[start ROWS]

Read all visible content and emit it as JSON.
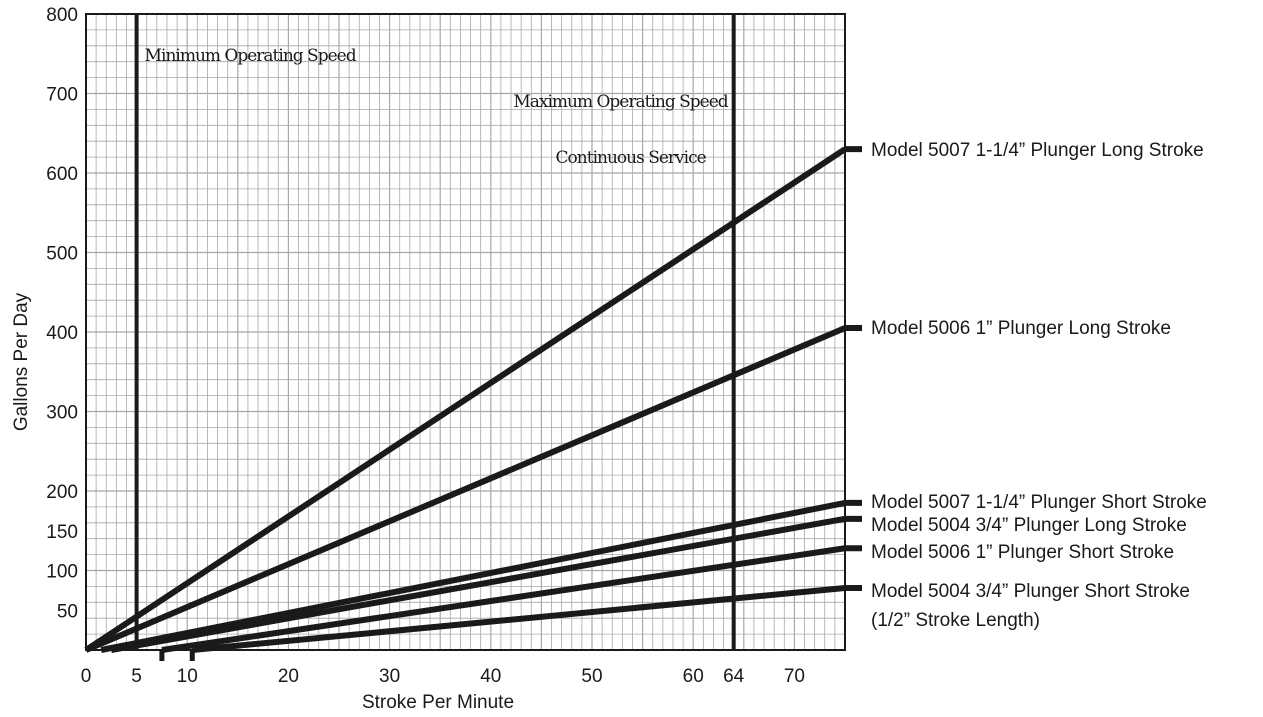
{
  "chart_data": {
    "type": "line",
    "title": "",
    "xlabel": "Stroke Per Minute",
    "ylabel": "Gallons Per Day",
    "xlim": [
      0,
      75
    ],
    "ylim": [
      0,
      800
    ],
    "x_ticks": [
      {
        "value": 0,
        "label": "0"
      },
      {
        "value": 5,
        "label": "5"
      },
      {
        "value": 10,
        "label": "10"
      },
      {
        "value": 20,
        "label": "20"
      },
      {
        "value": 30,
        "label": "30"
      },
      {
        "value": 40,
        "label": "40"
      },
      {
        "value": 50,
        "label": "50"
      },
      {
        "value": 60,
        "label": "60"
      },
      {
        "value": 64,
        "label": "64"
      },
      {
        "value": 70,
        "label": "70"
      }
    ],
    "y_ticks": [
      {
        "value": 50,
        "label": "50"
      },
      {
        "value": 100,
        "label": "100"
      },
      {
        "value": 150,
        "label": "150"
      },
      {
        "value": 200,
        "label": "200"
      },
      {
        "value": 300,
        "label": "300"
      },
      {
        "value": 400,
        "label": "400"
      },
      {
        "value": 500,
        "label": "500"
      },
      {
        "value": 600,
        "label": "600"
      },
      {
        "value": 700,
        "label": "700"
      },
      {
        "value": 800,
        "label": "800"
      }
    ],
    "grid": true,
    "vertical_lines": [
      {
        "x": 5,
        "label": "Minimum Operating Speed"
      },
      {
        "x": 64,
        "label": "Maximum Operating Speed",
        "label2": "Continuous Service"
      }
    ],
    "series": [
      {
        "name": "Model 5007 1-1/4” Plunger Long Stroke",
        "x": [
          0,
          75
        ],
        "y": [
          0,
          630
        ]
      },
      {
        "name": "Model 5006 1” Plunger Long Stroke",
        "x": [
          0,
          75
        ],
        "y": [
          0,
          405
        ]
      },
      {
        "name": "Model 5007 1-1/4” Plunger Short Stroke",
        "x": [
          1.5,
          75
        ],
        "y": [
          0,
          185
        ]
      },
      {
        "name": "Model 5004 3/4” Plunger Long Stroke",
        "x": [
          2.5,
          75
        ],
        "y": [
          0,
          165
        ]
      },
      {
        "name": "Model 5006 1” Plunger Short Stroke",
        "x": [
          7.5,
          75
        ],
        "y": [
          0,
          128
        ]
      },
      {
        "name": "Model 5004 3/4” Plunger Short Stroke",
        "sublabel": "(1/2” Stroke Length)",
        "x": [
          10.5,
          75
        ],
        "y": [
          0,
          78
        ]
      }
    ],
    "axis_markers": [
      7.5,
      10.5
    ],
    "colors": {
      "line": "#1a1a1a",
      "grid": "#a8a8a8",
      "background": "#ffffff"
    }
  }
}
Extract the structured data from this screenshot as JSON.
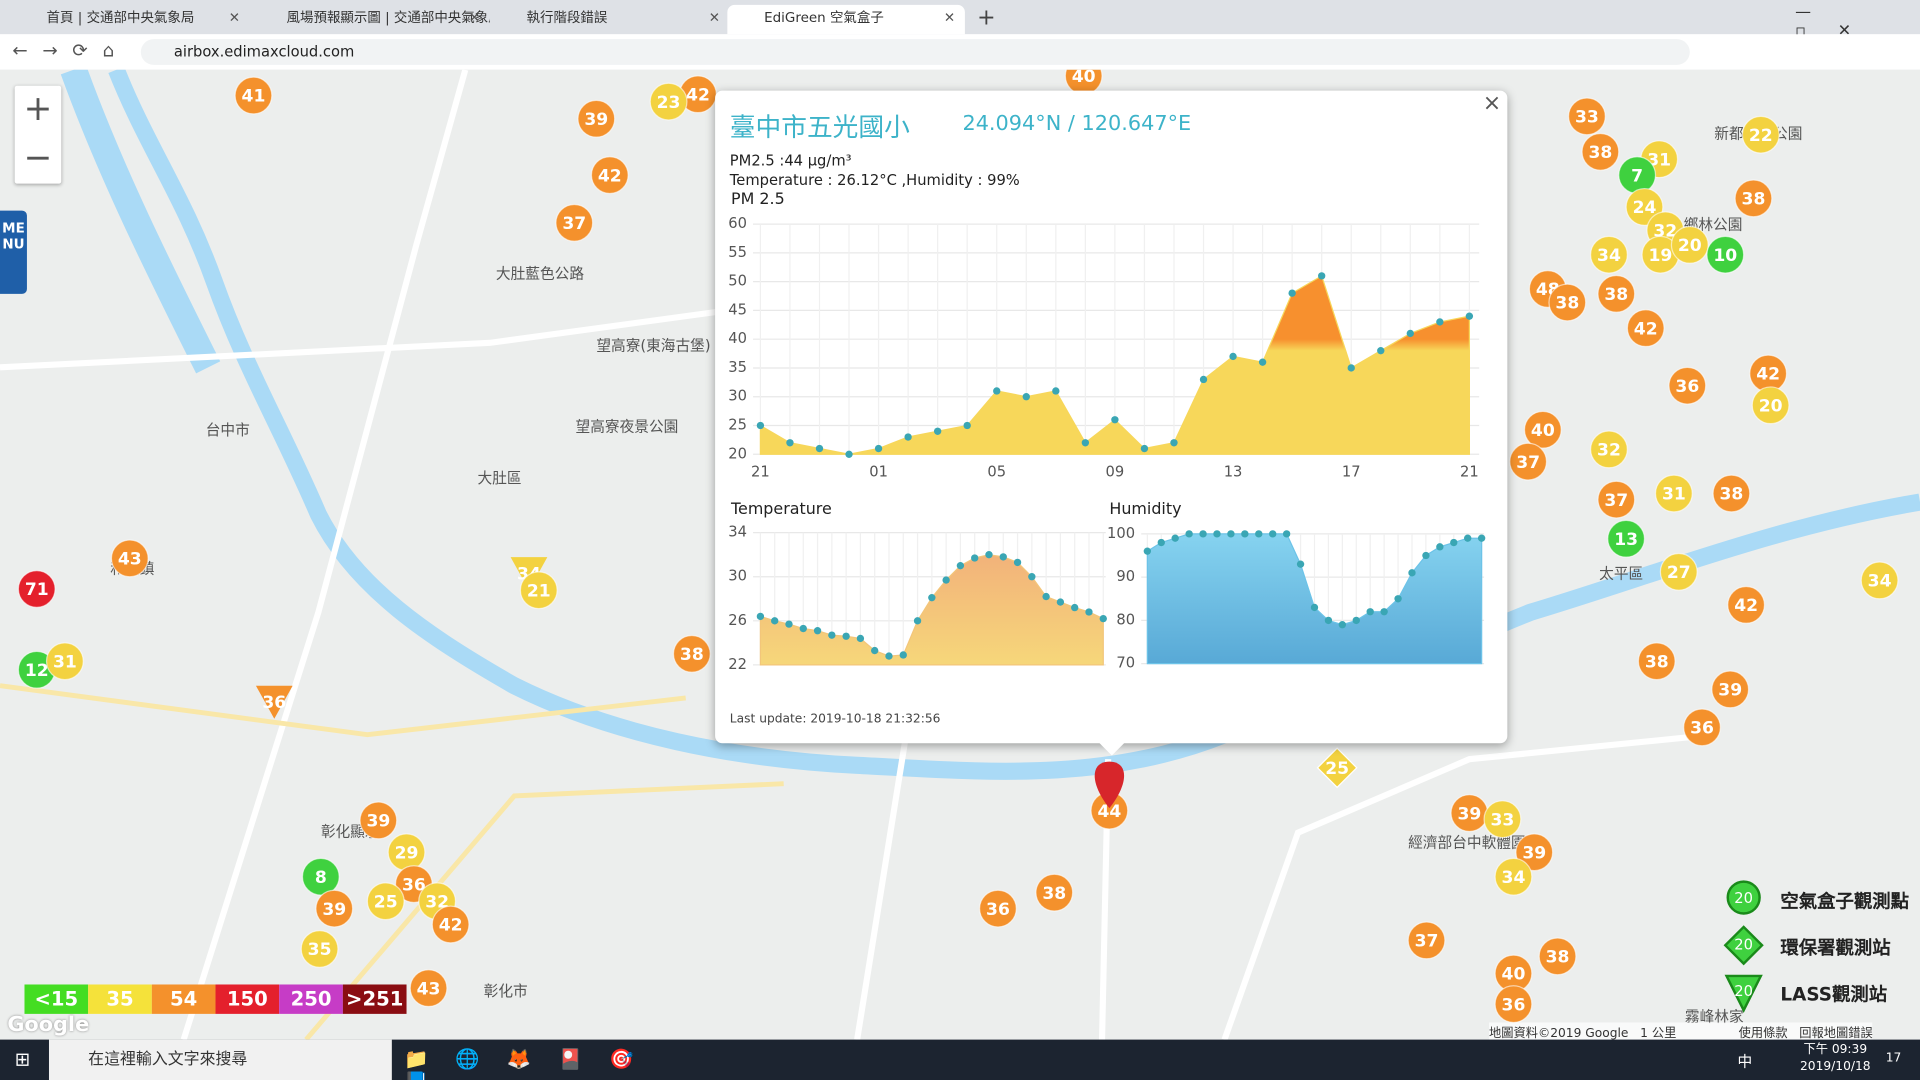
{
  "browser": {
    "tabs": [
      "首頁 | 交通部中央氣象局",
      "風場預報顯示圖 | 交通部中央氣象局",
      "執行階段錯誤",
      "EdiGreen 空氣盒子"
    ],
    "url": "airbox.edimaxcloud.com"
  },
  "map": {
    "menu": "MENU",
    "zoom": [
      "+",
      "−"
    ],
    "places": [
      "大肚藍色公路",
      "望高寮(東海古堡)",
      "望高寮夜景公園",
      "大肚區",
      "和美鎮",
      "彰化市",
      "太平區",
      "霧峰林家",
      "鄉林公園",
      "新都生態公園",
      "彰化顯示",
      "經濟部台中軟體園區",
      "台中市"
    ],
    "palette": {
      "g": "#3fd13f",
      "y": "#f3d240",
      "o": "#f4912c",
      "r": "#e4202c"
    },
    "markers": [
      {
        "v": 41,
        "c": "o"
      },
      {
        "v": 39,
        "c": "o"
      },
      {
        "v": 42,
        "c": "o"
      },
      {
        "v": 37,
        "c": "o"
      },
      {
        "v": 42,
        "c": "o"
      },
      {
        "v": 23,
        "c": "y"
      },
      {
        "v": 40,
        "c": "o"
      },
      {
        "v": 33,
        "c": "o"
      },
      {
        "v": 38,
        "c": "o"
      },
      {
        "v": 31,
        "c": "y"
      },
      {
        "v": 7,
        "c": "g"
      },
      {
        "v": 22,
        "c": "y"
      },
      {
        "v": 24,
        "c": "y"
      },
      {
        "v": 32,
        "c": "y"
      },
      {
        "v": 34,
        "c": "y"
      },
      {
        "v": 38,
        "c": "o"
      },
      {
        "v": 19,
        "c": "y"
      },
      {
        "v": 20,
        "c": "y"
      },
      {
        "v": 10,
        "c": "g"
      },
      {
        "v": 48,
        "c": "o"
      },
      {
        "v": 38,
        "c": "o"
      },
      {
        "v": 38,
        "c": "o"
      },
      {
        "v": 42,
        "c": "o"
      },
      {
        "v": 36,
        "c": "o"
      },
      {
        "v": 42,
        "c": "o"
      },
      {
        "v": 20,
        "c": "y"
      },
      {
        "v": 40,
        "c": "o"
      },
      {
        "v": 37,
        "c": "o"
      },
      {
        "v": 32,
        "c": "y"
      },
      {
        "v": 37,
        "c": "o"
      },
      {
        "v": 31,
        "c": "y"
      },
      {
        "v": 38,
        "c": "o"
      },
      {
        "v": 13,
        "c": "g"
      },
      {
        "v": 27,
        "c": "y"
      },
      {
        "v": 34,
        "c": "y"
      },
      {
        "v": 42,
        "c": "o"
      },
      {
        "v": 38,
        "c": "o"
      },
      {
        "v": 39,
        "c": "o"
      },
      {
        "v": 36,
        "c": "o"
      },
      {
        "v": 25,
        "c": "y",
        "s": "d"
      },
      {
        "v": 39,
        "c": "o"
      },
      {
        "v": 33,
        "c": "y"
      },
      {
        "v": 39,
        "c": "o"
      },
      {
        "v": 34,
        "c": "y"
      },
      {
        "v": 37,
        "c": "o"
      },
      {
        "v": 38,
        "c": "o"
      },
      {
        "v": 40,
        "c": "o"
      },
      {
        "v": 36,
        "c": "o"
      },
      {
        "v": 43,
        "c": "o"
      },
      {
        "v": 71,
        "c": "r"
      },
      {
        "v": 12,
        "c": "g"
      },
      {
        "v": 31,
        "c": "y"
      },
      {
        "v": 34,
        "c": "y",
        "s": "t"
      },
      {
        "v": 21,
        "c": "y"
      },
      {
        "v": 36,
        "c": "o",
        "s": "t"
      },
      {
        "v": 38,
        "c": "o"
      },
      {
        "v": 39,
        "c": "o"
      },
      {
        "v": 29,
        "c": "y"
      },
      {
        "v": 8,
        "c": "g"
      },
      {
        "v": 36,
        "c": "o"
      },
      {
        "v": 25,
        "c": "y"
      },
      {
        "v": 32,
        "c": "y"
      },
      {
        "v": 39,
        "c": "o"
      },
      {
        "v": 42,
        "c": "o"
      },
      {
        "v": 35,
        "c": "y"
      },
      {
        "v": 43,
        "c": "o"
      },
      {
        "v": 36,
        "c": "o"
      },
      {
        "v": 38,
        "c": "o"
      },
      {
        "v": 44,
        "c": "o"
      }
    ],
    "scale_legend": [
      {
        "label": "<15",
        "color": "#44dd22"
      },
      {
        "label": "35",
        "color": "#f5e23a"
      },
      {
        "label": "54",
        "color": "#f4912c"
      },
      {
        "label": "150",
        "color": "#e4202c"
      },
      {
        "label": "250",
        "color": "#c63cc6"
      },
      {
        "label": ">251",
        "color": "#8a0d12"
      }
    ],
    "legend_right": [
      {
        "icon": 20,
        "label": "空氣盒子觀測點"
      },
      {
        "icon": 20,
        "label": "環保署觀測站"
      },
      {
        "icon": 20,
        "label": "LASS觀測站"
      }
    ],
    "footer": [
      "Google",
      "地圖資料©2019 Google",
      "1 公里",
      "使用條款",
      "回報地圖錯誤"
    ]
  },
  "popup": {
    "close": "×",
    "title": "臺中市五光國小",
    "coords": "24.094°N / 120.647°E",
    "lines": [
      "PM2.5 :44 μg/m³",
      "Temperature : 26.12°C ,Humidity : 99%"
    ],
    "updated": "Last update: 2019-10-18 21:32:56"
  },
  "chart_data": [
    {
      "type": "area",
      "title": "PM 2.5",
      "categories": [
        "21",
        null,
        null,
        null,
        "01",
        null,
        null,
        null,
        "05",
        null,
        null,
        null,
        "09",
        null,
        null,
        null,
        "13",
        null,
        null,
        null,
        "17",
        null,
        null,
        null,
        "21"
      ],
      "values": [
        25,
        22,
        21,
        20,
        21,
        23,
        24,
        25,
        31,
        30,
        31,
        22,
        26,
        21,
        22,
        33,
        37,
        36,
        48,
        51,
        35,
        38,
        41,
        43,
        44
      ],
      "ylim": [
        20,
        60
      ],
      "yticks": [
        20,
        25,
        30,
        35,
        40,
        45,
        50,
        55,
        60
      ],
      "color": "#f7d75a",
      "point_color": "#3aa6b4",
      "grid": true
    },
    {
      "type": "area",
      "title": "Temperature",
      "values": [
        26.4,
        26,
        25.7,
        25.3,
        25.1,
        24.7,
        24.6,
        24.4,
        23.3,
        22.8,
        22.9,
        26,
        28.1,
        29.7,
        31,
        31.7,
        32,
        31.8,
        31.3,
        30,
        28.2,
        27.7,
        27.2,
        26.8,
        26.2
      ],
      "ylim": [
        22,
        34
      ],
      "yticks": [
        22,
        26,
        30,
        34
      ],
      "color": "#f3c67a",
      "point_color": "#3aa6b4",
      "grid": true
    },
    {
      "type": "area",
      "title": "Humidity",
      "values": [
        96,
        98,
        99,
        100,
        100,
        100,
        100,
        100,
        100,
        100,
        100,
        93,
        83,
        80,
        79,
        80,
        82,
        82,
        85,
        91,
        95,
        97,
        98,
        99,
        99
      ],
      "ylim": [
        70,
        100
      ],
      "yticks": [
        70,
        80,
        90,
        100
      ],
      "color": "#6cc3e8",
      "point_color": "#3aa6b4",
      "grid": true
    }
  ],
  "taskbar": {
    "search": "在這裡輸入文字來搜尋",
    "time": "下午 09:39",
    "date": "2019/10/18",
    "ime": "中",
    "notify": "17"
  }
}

[end ROWS]

EXERCISE DESCRIPTION> Extract every line above that contains the word "Operating".

TASK SOLUTION>
        "label": "Minimum Operating Speed"
        "label": "Maximum Operating Speed",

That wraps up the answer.